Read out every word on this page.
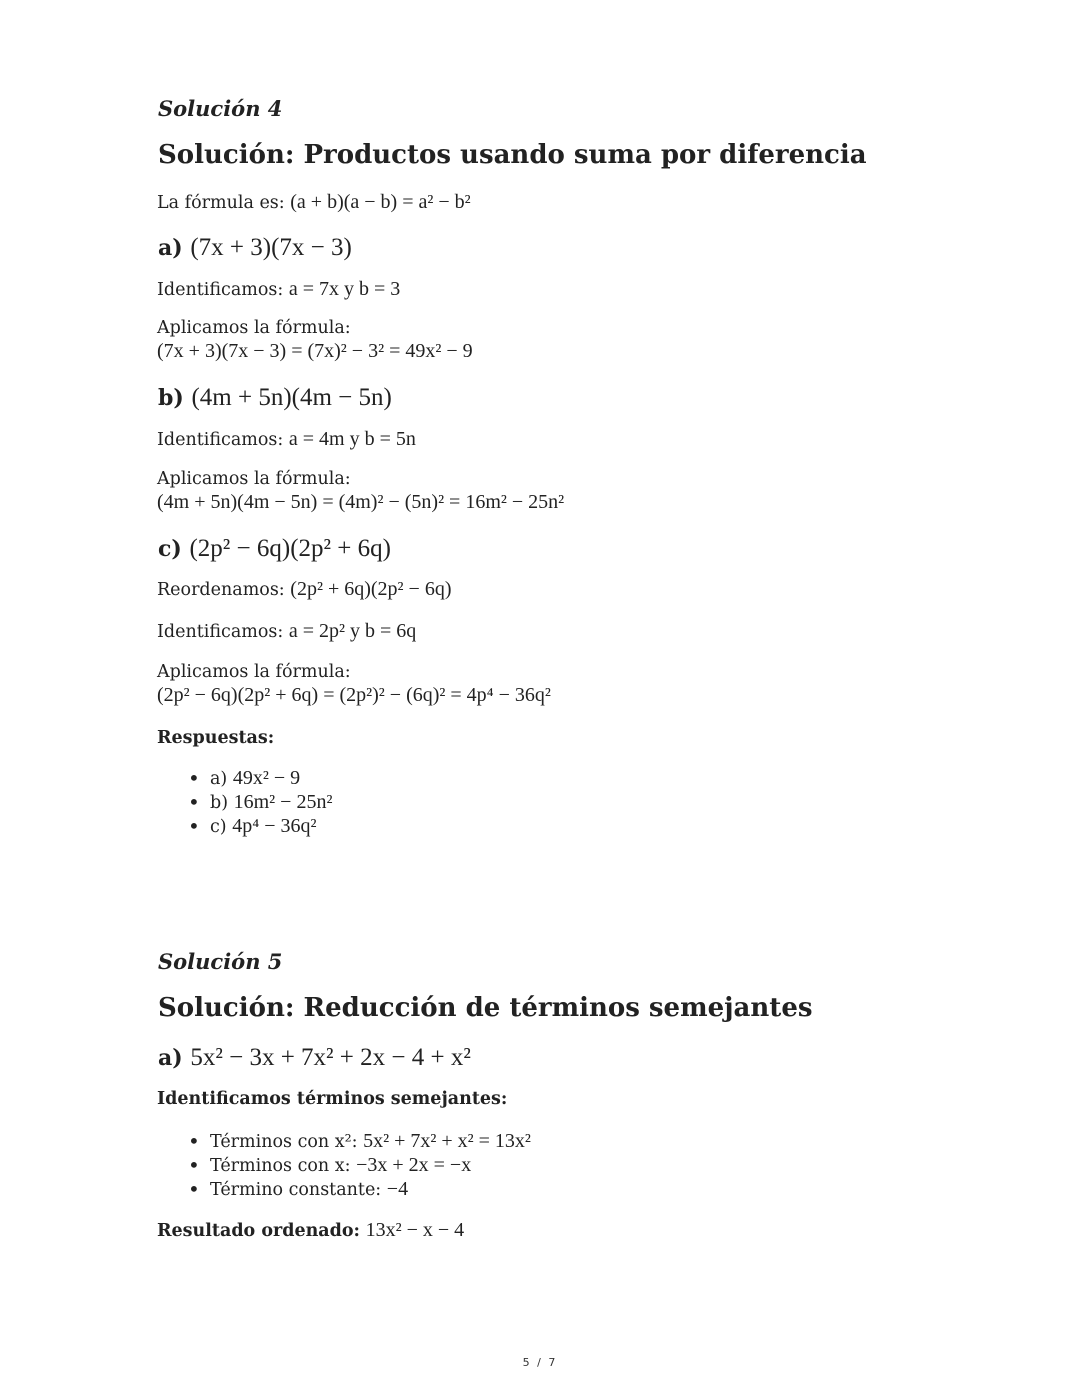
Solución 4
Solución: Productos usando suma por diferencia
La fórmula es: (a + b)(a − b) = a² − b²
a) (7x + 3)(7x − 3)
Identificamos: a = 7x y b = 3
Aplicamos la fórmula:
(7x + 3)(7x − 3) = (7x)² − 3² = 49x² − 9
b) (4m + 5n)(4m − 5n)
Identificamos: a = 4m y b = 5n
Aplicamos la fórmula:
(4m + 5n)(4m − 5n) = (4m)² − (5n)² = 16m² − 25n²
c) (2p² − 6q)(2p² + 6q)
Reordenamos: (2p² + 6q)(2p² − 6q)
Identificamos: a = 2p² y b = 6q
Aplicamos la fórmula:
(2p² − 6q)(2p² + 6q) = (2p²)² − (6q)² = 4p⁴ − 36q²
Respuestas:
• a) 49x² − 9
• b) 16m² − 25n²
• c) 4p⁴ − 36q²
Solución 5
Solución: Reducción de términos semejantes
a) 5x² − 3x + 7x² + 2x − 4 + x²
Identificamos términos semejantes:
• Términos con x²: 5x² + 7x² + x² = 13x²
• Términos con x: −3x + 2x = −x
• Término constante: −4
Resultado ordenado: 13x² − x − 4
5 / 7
# # #
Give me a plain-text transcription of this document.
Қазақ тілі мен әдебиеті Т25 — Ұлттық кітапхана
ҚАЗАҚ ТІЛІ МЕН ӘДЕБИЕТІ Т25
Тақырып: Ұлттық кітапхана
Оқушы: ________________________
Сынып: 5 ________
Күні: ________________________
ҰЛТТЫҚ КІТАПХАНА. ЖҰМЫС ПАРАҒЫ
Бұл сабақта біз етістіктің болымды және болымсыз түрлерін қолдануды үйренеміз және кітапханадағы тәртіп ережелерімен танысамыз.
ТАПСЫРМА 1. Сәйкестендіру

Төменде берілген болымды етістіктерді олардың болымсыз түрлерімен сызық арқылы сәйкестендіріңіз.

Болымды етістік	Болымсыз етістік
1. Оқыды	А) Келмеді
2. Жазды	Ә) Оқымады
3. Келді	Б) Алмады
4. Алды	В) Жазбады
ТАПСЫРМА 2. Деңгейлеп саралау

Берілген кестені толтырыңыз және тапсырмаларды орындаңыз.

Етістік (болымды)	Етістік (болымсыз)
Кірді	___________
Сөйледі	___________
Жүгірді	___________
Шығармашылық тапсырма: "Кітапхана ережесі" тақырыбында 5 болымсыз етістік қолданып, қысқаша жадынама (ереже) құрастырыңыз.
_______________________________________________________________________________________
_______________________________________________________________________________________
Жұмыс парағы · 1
# # #
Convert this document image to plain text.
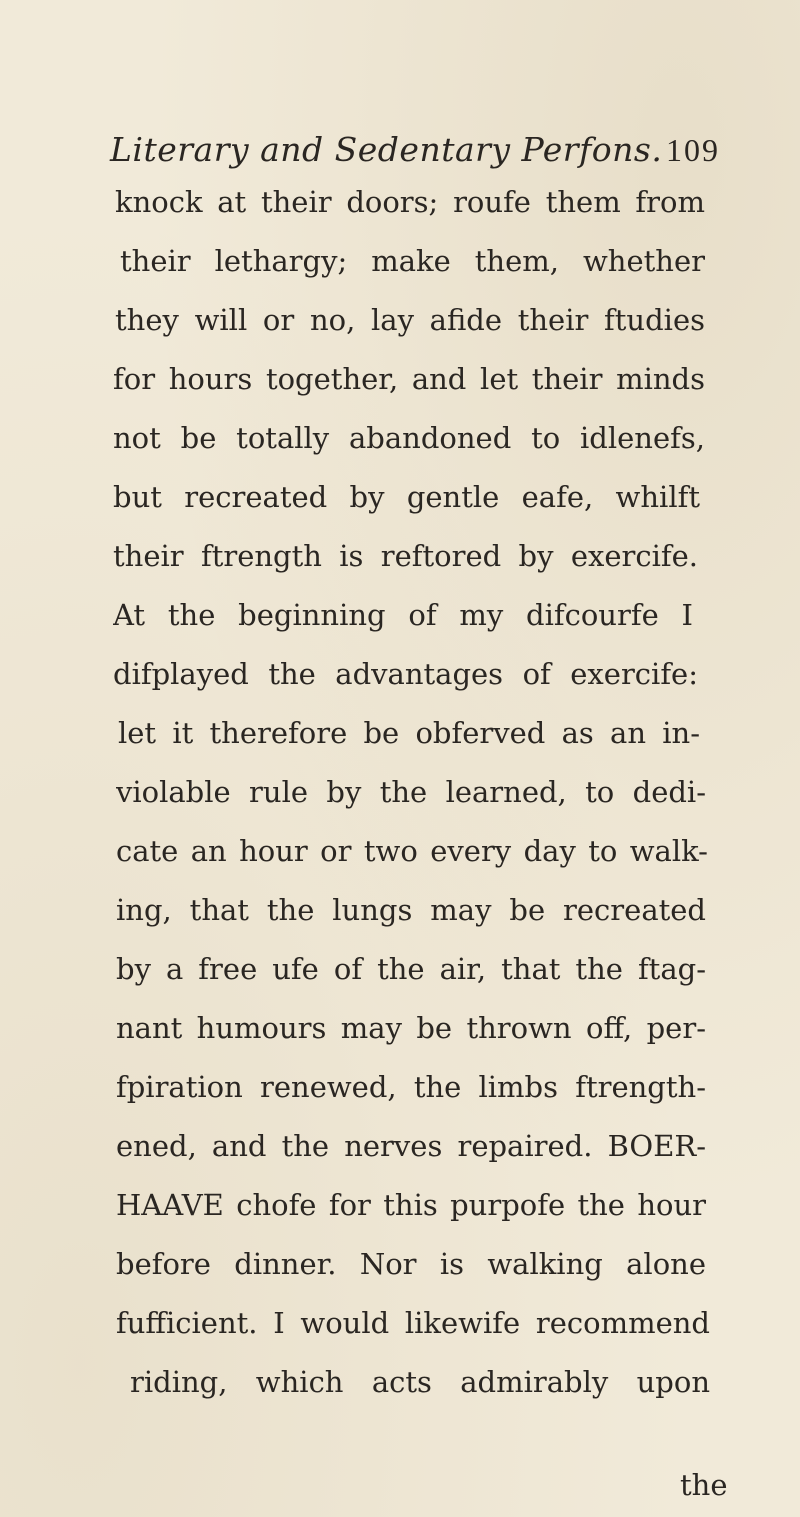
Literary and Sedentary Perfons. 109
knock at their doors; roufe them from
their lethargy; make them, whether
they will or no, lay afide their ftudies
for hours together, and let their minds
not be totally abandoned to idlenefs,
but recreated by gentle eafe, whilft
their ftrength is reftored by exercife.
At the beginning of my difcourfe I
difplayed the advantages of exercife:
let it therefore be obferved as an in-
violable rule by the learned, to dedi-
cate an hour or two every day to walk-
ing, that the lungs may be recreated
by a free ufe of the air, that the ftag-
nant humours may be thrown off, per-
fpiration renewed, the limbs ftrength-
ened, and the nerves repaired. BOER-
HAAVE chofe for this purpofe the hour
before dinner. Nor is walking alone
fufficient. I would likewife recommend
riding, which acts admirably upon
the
# # #
**YOUR OBJECTIVE**
Read through the entries and copy each line in which "this" appears.

**EXERCISE ANSWER**
Read out every word on this page.
Give me a plain-text transcription of this document.
Convert this document image to plain text.
HAAVE chofe for this purpofe the hour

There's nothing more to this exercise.